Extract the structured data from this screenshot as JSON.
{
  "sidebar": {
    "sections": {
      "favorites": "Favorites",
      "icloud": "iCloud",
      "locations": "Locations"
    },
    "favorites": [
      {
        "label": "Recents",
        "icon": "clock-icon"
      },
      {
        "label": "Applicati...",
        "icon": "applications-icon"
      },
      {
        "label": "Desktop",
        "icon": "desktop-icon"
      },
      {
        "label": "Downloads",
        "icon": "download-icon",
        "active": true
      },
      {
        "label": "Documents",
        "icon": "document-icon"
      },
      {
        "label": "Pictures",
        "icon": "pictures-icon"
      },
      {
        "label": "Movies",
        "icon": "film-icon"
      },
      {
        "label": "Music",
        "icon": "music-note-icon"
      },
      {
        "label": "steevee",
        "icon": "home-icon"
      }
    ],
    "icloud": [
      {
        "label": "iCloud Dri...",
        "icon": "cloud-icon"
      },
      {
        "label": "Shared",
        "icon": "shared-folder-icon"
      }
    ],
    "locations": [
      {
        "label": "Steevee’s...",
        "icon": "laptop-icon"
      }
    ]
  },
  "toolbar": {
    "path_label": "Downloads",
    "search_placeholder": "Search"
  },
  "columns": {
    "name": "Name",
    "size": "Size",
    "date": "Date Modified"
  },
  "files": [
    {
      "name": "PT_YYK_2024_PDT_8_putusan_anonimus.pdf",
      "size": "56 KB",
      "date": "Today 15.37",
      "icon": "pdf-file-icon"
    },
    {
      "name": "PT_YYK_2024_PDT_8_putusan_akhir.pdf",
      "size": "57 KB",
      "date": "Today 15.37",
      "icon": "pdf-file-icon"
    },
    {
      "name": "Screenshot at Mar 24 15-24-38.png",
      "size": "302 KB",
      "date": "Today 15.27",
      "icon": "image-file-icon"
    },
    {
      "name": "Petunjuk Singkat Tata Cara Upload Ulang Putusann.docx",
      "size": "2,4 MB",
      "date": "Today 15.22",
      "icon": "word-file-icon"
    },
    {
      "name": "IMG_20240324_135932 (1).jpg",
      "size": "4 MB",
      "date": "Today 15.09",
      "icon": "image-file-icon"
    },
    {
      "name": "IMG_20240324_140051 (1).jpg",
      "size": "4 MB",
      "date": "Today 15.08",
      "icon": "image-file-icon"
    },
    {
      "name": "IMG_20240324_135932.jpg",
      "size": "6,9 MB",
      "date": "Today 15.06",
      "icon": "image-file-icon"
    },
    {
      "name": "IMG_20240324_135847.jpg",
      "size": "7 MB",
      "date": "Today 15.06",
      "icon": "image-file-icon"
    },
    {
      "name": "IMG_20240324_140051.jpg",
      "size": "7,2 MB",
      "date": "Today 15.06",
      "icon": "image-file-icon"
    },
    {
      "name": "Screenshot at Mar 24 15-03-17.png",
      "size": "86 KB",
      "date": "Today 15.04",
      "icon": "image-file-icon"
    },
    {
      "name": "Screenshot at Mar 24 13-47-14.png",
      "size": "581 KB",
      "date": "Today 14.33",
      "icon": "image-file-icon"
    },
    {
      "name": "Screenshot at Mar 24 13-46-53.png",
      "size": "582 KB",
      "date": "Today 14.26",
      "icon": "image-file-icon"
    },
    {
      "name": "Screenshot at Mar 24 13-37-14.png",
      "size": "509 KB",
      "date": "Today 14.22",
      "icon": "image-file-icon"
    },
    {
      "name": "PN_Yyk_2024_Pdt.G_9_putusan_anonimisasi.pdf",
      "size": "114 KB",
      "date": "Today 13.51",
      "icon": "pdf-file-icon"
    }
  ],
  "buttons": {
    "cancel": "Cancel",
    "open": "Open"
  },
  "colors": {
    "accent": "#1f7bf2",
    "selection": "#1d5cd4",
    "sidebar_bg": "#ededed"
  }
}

= Exercise description =
Output the listing above word for word.

= Answer to this problem =
Extract the structured data from this screenshot as JSON.
{
  "sidebar": {
    "sections": {
      "favorites": "Favorites",
      "icloud": "iCloud",
      "locations": "Locations"
    },
    "favorites": [
      {
        "label": "Recents",
        "icon": "clock-icon"
      },
      {
        "label": "Applicati...",
        "icon": "applications-icon"
      },
      {
        "label": "Desktop",
        "icon": "desktop-icon"
      },
      {
        "label": "Downloads",
        "icon": "download-icon",
        "active": true
      },
      {
        "label": "Documents",
        "icon": "document-icon"
      },
      {
        "label": "Pictures",
        "icon": "pictures-icon"
      },
      {
        "label": "Movies",
        "icon": "film-icon"
      },
      {
        "label": "Music",
        "icon": "music-note-icon"
      },
      {
        "label": "steevee",
        "icon": "home-icon"
      }
    ],
    "icloud": [
      {
        "label": "iCloud Dri...",
        "icon": "cloud-icon"
      },
      {
        "label": "Shared",
        "icon": "shared-folder-icon"
      }
    ],
    "locations": [
      {
        "label": "Steevee’s...",
        "icon": "laptop-icon"
      }
    ]
  },
  "toolbar": {
    "path_label": "Downloads",
    "search_placeholder": "Search"
  },
  "columns": {
    "name": "Name",
    "size": "Size",
    "date": "Date Modified"
  },
  "files": [
    {
      "name": "PT_YYK_2024_PDT_8_putusan_anonimus.pdf",
      "size": "56 KB",
      "date": "Today 15.37",
      "icon": "pdf-file-icon"
    },
    {
      "name": "PT_YYK_2024_PDT_8_putusan_akhir.pdf",
      "size": "57 KB",
      "date": "Today 15.37",
      "icon": "pdf-file-icon"
    },
    {
      "name": "Screenshot at Mar 24 15-24-38.png",
      "size": "302 KB",
      "date": "Today 15.27",
      "icon": "image-file-icon"
    },
    {
      "name": "Petunjuk Singkat Tata Cara Upload Ulang Putusann.docx",
      "size": "2,4 MB",
      "date": "Today 15.22",
      "icon": "word-file-icon"
    },
    {
      "name": "IMG_20240324_135932 (1).jpg",
      "size": "4 MB",
      "date": "Today 15.09",
      "icon": "image-file-icon"
    },
    {
      "name": "IMG_20240324_140051 (1).jpg",
      "size": "4 MB",
      "date": "Today 15.08",
      "icon": "image-file-icon"
    },
    {
      "name": "IMG_20240324_135932.jpg",
      "size": "6,9 MB",
      "date": "Today 15.06",
      "icon": "image-file-icon"
    },
    {
      "name": "IMG_20240324_135847.jpg",
      "size": "7 MB",
      "date": "Today 15.06",
      "icon": "image-file-icon"
    },
    {
      "name": "IMG_20240324_140051.jpg",
      "size": "7,2 MB",
      "date": "Today 15.06",
      "icon": "image-file-icon"
    },
    {
      "name": "Screenshot at Mar 24 15-03-17.png",
      "size": "86 KB",
      "date": "Today 15.04",
      "icon": "image-file-icon"
    },
    {
      "name": "Screenshot at Mar 24 13-47-14.png",
      "size": "581 KB",
      "date": "Today 14.33",
      "icon": "image-file-icon"
    },
    {
      "name": "Screenshot at Mar 24 13-46-53.png",
      "size": "582 KB",
      "date": "Today 14.26",
      "icon": "image-file-icon"
    },
    {
      "name": "Screenshot at Mar 24 13-37-14.png",
      "size": "509 KB",
      "date": "Today 14.22",
      "icon": "image-file-icon"
    },
    {
      "name": "PN_Yyk_2024_Pdt.G_9_putusan_anonimisasi.pdf",
      "size": "114 KB",
      "date": "Today 13.51",
      "icon": "pdf-file-icon"
    }
  ],
  "buttons": {
    "cancel": "Cancel",
    "open": "Open"
  },
  "colors": {
    "accent": "#1f7bf2",
    "selection": "#1d5cd4",
    "sidebar_bg": "#ededed"
  }
}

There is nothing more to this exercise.